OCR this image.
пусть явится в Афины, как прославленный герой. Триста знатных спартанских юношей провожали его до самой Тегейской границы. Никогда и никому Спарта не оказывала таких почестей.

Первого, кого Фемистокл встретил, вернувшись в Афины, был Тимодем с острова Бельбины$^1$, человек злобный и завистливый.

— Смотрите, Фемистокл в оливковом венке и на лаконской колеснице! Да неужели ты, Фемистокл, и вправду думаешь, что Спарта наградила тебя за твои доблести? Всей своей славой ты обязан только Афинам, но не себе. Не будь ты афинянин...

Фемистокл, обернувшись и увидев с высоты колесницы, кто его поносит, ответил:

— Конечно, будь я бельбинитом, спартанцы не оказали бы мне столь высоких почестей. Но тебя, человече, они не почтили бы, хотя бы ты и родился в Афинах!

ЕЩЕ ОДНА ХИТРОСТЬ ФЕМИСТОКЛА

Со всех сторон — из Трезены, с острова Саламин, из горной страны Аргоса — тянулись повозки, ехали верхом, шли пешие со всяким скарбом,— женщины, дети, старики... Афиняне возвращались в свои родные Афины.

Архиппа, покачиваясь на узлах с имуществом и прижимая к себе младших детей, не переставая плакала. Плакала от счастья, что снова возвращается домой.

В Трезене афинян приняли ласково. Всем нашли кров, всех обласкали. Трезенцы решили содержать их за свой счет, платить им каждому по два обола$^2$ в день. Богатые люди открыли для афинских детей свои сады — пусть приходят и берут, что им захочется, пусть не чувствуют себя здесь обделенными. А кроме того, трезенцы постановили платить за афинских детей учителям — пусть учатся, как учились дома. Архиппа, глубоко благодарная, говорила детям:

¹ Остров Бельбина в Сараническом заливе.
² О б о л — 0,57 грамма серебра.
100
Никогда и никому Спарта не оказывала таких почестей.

· · · · · · ·

(INSTRUCTIONS TO FOLLOW): Some lines of the records may hold the word "пусть". How many do? Answer with a number and nothing else.

(SOLUTION BELOW): 2